Raw records:
————

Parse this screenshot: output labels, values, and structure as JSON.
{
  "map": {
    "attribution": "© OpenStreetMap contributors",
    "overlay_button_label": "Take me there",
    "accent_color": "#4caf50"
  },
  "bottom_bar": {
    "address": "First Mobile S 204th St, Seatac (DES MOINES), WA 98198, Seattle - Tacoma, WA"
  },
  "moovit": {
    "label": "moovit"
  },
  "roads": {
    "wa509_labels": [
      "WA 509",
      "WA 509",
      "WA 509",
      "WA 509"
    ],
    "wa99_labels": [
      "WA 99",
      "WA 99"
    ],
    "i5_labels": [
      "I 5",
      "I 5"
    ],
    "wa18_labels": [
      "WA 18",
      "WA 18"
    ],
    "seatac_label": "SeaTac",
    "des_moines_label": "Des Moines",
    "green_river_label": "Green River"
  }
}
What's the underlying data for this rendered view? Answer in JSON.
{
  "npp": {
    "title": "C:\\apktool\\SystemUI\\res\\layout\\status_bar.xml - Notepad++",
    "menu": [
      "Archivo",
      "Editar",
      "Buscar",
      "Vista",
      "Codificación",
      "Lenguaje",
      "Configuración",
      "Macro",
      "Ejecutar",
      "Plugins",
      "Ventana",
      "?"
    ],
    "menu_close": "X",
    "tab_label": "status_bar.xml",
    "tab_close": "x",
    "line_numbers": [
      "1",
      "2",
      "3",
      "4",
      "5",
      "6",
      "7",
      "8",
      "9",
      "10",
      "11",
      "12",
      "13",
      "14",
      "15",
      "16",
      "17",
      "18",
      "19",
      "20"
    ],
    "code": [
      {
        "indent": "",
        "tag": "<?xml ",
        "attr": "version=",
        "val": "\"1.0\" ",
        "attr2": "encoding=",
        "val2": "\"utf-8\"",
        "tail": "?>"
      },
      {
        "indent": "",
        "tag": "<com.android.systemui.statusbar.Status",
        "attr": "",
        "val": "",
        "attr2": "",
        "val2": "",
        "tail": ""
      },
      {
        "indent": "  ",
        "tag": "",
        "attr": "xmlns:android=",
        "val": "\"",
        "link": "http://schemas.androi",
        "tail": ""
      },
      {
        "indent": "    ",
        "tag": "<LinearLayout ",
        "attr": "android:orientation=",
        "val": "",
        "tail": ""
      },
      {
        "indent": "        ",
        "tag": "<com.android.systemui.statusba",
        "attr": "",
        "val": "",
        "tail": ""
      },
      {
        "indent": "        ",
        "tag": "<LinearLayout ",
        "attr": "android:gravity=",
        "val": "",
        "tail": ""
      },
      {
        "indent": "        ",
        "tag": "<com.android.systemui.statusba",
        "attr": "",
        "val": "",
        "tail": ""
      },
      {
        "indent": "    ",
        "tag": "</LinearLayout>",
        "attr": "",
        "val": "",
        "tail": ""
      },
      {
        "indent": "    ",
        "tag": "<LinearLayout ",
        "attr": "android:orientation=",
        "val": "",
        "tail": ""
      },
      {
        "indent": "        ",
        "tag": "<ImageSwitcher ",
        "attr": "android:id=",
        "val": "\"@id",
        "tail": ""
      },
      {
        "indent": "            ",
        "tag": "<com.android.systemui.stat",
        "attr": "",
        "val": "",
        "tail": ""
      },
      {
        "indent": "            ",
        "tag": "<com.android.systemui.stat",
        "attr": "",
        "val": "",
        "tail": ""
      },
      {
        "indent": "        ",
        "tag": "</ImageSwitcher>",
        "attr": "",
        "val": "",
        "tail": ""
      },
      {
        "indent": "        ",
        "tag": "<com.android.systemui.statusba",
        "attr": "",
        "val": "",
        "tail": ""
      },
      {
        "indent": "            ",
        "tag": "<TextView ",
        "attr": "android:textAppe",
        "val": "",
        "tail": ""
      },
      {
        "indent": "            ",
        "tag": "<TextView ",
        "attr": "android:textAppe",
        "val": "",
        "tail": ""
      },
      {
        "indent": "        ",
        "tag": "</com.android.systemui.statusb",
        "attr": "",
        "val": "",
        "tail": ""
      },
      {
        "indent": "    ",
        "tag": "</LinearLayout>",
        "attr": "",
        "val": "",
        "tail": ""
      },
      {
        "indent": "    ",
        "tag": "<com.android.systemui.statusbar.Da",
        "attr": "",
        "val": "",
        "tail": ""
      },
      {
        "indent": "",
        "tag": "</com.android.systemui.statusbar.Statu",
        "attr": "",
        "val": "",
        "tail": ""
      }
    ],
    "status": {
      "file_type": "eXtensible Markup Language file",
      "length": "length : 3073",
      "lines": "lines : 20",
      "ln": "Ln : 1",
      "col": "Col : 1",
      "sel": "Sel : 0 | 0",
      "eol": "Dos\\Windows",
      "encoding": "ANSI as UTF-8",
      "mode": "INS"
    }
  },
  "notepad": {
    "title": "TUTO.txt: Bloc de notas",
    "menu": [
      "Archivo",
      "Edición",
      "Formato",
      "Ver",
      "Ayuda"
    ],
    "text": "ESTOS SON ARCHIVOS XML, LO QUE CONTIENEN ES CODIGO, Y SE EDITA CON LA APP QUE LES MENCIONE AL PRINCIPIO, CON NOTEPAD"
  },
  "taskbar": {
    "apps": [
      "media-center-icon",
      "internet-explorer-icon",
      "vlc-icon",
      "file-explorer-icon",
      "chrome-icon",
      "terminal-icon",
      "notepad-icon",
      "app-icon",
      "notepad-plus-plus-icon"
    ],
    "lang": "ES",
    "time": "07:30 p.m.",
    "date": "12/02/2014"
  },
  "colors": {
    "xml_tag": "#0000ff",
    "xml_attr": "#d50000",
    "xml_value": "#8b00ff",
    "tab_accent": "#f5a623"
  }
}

————

▸ What you will do
Extract all the entries word for word.

▸ Exercise solution
Parse this screenshot: output labels, values, and structure as JSON.
{
  "map": {
    "attribution": "© OpenStreetMap contributors",
    "overlay_button_label": "Take me there",
    "accent_color": "#4caf50"
  },
  "bottom_bar": {
    "address": "First Mobile S 204th St, Seatac (DES MOINES), WA 98198, Seattle - Tacoma, WA"
  },
  "moovit": {
    "label": "moovit"
  },
  "roads": {
    "wa509_labels": [
      "WA 509",
      "WA 509",
      "WA 509",
      "WA 509"
    ],
    "wa99_labels": [
      "WA 99",
      "WA 99"
    ],
    "i5_labels": [
      "I 5",
      "I 5"
    ],
    "wa18_labels": [
      "WA 18",
      "WA 18"
    ],
    "seatac_label": "SeaTac",
    "des_moines_label": "Des Moines",
    "green_river_label": "Green River"
  }
}
What's the underlying data for this rendered view? Answer in JSON.
{
  "npp": {
    "title": "C:\\apktool\\SystemUI\\res\\layout\\status_bar.xml - Notepad++",
    "menu": [
      "Archivo",
      "Editar",
      "Buscar",
      "Vista",
      "Codificación",
      "Lenguaje",
      "Configuración",
      "Macro",
      "Ejecutar",
      "Plugins",
      "Ventana",
      "?"
    ],
    "menu_close": "X",
    "tab_label": "status_bar.xml",
    "tab_close": "x",
    "line_numbers": [
      "1",
      "2",
      "3",
      "4",
      "5",
      "6",
      "7",
      "8",
      "9",
      "10",
      "11",
      "12",
      "13",
      "14",
      "15",
      "16",
      "17",
      "18",
      "19",
      "20"
    ],
    "code": [
      {
        "indent": "",
        "tag": "<?xml ",
        "attr": "version=",
        "val": "\"1.0\" ",
        "attr2": "encoding=",
        "val2": "\"utf-8\"",
        "tail": "?>"
      },
      {
        "indent": "",
        "tag": "<com.android.systemui.statusbar.Status",
        "attr": "",
        "val": "",
        "attr2": "",
        "val2": "",
        "tail": ""
      },
      {
        "indent": "  ",
        "tag": "",
        "attr": "xmlns:android=",
        "val": "\"",
        "link": "http://schemas.androi",
        "tail": ""
      },
      {
        "indent": "    ",
        "tag": "<LinearLayout ",
        "attr": "android:orientation=",
        "val": "",
        "tail": ""
      },
      {
        "indent": "        ",
        "tag": "<com.android.systemui.statusba",
        "attr": "",
        "val": "",
        "tail": ""
      },
      {
        "indent": "        ",
        "tag": "<LinearLayout ",
        "attr": "android:gravity=",
        "val": "",
        "tail": ""
      },
      {
        "indent": "        ",
        "tag": "<com.android.systemui.statusba",
        "attr": "",
        "val": "",
        "tail": ""
      },
      {
        "indent": "    ",
        "tag": "</LinearLayout>",
        "attr": "",
        "val": "",
        "tail": ""
      },
      {
        "indent": "    ",
        "tag": "<LinearLayout ",
        "attr": "android:orientation=",
        "val": "",
        "tail": ""
      },
      {
        "indent": "        ",
        "tag": "<ImageSwitcher ",
        "attr": "android:id=",
        "val": "\"@id",
        "tail": ""
      },
      {
        "indent": "            ",
        "tag": "<com.android.systemui.stat",
        "attr": "",
        "val": "",
        "tail": ""
      },
      {
        "indent": "            ",
        "tag": "<com.android.systemui.stat",
        "attr": "",
        "val": "",
        "tail": ""
      },
      {
        "indent": "        ",
        "tag": "</ImageSwitcher>",
        "attr": "",
        "val": "",
        "tail": ""
      },
      {
        "indent": "        ",
        "tag": "<com.android.systemui.statusba",
        "attr": "",
        "val": "",
        "tail": ""
      },
      {
        "indent": "            ",
        "tag": "<TextView ",
        "attr": "android:textAppe",
        "val": "",
        "tail": ""
      },
      {
        "indent": "            ",
        "tag": "<TextView ",
        "attr": "android:textAppe",
        "val": "",
        "tail": ""
      },
      {
        "indent": "        ",
        "tag": "</com.android.systemui.statusb",
        "attr": "",
        "val": "",
        "tail": ""
      },
      {
        "indent": "    ",
        "tag": "</LinearLayout>",
        "attr": "",
        "val": "",
        "tail": ""
      },
      {
        "indent": "    ",
        "tag": "<com.android.systemui.statusbar.Da",
        "attr": "",
        "val": "",
        "tail": ""
      },
      {
        "indent": "",
        "tag": "</com.android.systemui.statusbar.Statu",
        "attr": "",
        "val": "",
        "tail": ""
      }
    ],
    "status": {
      "file_type": "eXtensible Markup Language file",
      "length": "length : 3073",
      "lines": "lines : 20",
      "ln": "Ln : 1",
      "col": "Col : 1",
      "sel": "Sel : 0 | 0",
      "eol": "Dos\\Windows",
      "encoding": "ANSI as UTF-8",
      "mode": "INS"
    }
  },
  "notepad": {
    "title": "TUTO.txt: Bloc de notas",
    "menu": [
      "Archivo",
      "Edición",
      "Formato",
      "Ver",
      "Ayuda"
    ],
    "text": "ESTOS SON ARCHIVOS XML, LO QUE CONTIENEN ES CODIGO, Y SE EDITA CON LA APP QUE LES MENCIONE AL PRINCIPIO, CON NOTEPAD"
  },
  "taskbar": {
    "apps": [
      "media-center-icon",
      "internet-explorer-icon",
      "vlc-icon",
      "file-explorer-icon",
      "chrome-icon",
      "terminal-icon",
      "notepad-icon",
      "app-icon",
      "notepad-plus-plus-icon"
    ],
    "lang": "ES",
    "time": "07:30 p.m.",
    "date": "12/02/2014"
  },
  "colors": {
    "xml_tag": "#0000ff",
    "xml_attr": "#d50000",
    "xml_value": "#8b00ff",
    "tab_accent": "#f5a623"
  }
}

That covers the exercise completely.